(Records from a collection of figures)

──────────

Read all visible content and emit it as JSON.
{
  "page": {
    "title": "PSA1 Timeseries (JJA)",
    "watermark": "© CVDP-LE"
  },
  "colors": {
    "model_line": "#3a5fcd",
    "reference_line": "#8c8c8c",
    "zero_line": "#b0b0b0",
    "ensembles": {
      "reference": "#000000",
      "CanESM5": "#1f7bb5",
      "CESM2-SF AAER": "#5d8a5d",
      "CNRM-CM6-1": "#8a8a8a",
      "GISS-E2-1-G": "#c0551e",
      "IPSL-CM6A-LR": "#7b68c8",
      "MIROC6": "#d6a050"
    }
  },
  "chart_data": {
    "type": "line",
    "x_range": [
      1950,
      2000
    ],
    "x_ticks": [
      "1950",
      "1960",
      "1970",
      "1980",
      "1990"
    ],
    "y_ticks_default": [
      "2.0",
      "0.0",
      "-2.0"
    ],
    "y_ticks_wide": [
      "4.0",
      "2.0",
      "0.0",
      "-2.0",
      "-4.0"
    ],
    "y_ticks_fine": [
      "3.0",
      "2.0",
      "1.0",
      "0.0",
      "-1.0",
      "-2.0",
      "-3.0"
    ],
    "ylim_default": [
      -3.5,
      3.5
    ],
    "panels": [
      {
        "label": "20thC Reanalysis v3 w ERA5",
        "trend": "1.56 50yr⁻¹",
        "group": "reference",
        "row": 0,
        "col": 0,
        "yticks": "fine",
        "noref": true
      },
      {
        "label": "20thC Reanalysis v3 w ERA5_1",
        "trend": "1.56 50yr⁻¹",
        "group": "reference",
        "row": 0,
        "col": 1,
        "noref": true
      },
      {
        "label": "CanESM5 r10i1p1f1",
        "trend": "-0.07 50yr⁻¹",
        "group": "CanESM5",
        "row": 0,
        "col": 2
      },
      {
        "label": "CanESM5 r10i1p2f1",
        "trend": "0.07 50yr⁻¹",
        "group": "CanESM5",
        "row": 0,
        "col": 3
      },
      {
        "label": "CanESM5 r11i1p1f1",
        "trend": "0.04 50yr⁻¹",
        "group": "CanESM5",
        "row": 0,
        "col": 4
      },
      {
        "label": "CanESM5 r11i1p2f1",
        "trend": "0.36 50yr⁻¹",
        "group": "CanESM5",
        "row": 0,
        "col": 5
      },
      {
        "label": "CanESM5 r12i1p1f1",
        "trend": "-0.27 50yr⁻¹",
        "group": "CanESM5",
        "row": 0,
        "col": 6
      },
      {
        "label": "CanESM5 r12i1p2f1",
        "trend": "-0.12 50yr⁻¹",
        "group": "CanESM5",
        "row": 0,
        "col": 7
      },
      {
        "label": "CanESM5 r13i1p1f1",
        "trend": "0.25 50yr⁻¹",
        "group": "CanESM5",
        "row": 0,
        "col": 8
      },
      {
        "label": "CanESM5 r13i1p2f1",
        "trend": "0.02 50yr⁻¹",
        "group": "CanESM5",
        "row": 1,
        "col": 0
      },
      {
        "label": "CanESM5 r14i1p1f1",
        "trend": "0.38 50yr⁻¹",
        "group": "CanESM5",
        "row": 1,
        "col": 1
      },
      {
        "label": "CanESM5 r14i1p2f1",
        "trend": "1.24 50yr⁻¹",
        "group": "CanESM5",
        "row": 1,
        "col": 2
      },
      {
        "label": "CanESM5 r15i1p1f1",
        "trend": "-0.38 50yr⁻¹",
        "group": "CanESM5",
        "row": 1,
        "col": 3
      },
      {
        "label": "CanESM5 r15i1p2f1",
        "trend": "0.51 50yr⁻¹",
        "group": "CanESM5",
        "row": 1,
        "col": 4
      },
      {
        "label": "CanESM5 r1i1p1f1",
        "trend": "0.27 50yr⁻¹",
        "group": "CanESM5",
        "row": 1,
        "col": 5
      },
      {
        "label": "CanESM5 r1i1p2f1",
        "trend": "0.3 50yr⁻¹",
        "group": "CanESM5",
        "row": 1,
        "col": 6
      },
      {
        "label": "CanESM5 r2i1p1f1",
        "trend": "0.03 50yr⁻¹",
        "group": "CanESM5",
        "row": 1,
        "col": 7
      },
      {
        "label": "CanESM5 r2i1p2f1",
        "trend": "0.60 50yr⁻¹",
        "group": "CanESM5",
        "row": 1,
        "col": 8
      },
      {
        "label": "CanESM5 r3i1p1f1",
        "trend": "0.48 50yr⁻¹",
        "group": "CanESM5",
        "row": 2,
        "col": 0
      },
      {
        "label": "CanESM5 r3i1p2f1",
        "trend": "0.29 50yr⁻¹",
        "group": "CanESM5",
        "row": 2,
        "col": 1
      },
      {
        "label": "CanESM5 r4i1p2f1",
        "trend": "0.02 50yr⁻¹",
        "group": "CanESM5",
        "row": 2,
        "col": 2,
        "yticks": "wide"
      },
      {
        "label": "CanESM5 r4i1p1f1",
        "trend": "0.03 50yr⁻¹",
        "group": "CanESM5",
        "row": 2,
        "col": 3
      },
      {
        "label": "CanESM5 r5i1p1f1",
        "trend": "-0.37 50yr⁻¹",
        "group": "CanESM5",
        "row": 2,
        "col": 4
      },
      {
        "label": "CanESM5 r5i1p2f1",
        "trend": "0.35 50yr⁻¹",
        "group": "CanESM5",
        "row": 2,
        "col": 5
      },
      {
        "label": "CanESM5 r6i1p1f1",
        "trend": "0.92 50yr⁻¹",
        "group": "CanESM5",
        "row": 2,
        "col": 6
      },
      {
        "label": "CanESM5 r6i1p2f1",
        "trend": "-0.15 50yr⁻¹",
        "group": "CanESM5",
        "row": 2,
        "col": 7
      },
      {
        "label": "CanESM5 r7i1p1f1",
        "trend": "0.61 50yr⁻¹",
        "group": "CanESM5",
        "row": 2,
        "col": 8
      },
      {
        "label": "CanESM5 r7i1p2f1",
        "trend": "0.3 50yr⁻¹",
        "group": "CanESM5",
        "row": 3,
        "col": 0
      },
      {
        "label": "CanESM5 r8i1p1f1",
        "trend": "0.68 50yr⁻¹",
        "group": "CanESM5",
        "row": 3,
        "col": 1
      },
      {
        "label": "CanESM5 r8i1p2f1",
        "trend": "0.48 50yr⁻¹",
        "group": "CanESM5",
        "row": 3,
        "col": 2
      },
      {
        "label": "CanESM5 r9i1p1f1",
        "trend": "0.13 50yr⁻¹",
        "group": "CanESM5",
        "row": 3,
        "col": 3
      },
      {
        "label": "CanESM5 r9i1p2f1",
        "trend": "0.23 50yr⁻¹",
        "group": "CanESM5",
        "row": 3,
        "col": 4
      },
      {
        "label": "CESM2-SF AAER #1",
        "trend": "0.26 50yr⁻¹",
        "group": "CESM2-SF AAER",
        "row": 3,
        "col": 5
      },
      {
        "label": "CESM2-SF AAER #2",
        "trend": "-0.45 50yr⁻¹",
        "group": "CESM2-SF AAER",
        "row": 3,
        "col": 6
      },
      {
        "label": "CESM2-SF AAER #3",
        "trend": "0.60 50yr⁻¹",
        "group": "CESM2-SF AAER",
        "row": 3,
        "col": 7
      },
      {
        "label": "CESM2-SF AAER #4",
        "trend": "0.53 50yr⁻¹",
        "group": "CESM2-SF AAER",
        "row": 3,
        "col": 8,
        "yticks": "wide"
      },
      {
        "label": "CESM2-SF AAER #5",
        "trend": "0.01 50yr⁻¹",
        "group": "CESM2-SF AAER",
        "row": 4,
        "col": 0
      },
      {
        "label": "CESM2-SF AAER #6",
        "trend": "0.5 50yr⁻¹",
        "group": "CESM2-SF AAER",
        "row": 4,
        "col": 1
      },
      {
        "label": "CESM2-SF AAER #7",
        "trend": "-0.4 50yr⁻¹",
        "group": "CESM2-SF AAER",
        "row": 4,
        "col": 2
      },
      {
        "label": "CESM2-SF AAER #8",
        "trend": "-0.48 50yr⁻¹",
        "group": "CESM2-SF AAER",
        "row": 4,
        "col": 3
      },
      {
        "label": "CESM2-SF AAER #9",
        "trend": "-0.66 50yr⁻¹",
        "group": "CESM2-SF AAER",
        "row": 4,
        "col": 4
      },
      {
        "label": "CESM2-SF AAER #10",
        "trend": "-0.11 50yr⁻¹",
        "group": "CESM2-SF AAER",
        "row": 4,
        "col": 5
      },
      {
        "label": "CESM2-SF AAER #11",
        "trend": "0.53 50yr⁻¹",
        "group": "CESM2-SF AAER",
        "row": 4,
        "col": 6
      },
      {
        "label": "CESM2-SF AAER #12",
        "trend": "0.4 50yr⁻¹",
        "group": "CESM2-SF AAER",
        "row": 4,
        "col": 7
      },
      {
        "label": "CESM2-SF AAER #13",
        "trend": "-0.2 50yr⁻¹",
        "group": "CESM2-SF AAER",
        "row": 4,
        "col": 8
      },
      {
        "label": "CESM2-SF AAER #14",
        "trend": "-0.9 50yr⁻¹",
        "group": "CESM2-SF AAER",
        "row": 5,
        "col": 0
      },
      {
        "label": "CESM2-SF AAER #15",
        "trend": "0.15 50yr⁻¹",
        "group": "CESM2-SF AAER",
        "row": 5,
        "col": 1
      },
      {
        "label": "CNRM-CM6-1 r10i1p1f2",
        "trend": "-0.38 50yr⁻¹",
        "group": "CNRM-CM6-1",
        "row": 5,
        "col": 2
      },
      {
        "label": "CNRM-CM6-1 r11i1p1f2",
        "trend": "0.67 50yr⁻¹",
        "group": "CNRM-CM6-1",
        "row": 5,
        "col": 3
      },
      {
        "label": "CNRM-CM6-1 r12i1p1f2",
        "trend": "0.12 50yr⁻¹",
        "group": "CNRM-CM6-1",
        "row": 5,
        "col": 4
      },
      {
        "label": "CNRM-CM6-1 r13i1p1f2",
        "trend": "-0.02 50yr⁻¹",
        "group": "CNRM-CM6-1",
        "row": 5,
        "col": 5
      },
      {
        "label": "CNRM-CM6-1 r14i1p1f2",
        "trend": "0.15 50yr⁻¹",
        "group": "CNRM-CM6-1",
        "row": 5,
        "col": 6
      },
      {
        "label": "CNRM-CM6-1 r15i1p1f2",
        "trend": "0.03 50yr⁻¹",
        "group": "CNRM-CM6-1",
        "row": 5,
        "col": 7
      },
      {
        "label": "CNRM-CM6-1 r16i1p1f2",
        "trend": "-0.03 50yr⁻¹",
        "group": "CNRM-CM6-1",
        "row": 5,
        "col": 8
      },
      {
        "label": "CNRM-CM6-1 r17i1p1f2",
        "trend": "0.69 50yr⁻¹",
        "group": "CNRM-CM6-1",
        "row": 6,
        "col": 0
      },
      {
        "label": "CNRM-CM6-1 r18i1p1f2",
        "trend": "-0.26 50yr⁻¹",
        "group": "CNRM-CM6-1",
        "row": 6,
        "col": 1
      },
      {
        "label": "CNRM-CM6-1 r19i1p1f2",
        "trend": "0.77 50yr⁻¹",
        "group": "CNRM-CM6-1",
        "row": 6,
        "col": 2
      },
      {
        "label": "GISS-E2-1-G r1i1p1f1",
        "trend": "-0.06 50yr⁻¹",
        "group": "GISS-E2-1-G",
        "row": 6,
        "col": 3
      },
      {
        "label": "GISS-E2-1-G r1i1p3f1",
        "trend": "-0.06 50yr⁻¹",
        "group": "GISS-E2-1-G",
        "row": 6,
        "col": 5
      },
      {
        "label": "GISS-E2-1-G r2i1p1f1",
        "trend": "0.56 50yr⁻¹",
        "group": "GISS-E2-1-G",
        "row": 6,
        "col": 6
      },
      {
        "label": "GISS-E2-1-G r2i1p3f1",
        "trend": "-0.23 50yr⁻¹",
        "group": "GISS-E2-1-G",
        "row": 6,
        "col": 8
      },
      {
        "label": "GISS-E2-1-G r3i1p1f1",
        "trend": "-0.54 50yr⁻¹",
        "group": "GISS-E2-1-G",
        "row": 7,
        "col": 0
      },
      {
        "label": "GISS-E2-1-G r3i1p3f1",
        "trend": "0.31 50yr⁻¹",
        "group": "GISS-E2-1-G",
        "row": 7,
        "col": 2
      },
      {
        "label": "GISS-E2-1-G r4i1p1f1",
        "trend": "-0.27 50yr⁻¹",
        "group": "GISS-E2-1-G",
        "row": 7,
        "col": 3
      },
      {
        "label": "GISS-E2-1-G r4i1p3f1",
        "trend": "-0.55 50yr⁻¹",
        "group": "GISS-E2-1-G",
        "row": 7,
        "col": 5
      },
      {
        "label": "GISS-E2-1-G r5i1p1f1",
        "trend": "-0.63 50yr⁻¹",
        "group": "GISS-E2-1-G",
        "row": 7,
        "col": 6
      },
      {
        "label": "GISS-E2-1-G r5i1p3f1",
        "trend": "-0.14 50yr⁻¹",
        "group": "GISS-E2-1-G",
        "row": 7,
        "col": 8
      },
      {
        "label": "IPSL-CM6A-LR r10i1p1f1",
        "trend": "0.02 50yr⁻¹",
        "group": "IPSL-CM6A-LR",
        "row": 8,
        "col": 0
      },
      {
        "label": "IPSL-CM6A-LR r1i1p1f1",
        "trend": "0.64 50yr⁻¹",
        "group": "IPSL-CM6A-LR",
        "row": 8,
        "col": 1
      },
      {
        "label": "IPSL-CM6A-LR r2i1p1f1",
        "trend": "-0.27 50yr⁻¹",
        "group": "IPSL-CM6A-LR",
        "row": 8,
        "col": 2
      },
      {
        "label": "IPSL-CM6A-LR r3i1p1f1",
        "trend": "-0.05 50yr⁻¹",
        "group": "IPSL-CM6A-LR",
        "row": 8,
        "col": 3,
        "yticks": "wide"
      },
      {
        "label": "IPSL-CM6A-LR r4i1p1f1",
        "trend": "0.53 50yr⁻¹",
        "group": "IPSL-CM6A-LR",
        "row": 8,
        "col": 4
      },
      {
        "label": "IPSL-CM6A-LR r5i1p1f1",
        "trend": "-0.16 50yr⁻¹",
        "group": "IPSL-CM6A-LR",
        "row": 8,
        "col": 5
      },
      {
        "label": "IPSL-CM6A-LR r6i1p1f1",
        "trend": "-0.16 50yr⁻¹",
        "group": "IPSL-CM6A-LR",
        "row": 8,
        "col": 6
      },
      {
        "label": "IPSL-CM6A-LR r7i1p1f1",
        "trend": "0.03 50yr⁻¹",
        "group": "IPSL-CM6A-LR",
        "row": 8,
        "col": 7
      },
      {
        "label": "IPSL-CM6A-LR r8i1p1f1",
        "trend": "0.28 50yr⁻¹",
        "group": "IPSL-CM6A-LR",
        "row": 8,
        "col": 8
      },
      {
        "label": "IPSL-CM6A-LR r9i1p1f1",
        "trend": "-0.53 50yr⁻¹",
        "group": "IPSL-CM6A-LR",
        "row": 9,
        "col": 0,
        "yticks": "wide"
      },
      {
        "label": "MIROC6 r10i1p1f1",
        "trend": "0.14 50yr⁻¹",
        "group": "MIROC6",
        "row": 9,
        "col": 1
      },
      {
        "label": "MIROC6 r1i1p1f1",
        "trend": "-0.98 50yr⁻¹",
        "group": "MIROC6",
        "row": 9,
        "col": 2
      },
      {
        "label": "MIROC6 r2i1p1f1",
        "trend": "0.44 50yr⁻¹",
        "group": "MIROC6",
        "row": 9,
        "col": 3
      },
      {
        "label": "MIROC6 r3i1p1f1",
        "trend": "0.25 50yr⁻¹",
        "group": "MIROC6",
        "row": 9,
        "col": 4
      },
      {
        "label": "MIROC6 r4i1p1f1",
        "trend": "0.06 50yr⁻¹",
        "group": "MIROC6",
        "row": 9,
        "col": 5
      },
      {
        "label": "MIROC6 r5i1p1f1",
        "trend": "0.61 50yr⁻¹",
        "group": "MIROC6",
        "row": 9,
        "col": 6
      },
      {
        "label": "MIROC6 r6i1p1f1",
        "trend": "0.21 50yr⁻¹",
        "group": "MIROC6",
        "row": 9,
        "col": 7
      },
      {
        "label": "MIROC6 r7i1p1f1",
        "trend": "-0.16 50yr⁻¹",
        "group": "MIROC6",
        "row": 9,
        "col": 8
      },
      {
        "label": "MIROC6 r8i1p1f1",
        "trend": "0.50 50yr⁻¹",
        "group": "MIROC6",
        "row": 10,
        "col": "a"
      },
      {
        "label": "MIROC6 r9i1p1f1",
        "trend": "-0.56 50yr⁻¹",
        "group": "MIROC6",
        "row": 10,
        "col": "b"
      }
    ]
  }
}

──────────

DIRECTIONS: Return each line with "Reanalysis".

FINAL RESULT:
        "label": "20thC Reanalysis v3 w ERA5",
        "label": "20thC Reanalysis v3 w ERA5_1",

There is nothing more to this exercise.